-- start Data excerpts --

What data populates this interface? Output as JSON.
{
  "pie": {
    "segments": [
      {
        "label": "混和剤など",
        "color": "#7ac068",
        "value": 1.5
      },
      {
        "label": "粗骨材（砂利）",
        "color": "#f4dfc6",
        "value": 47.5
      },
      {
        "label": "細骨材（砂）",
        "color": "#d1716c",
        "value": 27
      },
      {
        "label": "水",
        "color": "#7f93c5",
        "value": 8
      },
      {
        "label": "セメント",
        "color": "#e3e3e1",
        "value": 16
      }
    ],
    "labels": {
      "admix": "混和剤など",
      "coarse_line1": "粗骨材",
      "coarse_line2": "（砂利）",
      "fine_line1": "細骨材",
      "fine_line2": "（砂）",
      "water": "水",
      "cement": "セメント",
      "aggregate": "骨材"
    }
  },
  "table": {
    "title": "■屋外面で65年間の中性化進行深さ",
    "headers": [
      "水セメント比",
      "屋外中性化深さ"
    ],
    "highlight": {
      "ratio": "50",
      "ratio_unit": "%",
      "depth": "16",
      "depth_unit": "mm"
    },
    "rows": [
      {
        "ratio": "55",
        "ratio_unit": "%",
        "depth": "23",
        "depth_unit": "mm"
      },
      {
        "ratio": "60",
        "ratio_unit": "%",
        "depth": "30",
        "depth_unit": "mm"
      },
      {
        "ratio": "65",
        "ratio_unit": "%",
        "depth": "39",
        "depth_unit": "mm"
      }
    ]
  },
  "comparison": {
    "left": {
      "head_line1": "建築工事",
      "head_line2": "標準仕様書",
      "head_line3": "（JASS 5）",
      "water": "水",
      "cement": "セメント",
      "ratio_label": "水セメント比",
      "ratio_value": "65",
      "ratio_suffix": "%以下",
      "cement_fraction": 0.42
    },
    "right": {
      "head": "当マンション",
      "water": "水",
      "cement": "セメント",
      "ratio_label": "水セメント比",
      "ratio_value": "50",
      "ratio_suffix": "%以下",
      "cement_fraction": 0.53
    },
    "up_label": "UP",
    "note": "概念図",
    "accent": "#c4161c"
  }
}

-- end Data excerpts --

* What is being asked *
All of the entries above must be quoted exactly.

* Exercise result *
What data populates this interface? Output as JSON.
{
  "pie": {
    "segments": [
      {
        "label": "混和剤など",
        "color": "#7ac068",
        "value": 1.5
      },
      {
        "label": "粗骨材（砂利）",
        "color": "#f4dfc6",
        "value": 47.5
      },
      {
        "label": "細骨材（砂）",
        "color": "#d1716c",
        "value": 27
      },
      {
        "label": "水",
        "color": "#7f93c5",
        "value": 8
      },
      {
        "label": "セメント",
        "color": "#e3e3e1",
        "value": 16
      }
    ],
    "labels": {
      "admix": "混和剤など",
      "coarse_line1": "粗骨材",
      "coarse_line2": "（砂利）",
      "fine_line1": "細骨材",
      "fine_line2": "（砂）",
      "water": "水",
      "cement": "セメント",
      "aggregate": "骨材"
    }
  },
  "table": {
    "title": "■屋外面で65年間の中性化進行深さ",
    "headers": [
      "水セメント比",
      "屋外中性化深さ"
    ],
    "highlight": {
      "ratio": "50",
      "ratio_unit": "%",
      "depth": "16",
      "depth_unit": "mm"
    },
    "rows": [
      {
        "ratio": "55",
        "ratio_unit": "%",
        "depth": "23",
        "depth_unit": "mm"
      },
      {
        "ratio": "60",
        "ratio_unit": "%",
        "depth": "30",
        "depth_unit": "mm"
      },
      {
        "ratio": "65",
        "ratio_unit": "%",
        "depth": "39",
        "depth_unit": "mm"
      }
    ]
  },
  "comparison": {
    "left": {
      "head_line1": "建築工事",
      "head_line2": "標準仕様書",
      "head_line3": "（JASS 5）",
      "water": "水",
      "cement": "セメント",
      "ratio_label": "水セメント比",
      "ratio_value": "65",
      "ratio_suffix": "%以下",
      "cement_fraction": 0.42
    },
    "right": {
      "head": "当マンション",
      "water": "水",
      "cement": "セメント",
      "ratio_label": "水セメント比",
      "ratio_value": "50",
      "ratio_suffix": "%以下",
      "cement_fraction": 0.53
    },
    "up_label": "UP",
    "note": "概念図",
    "accent": "#c4161c"
  }
}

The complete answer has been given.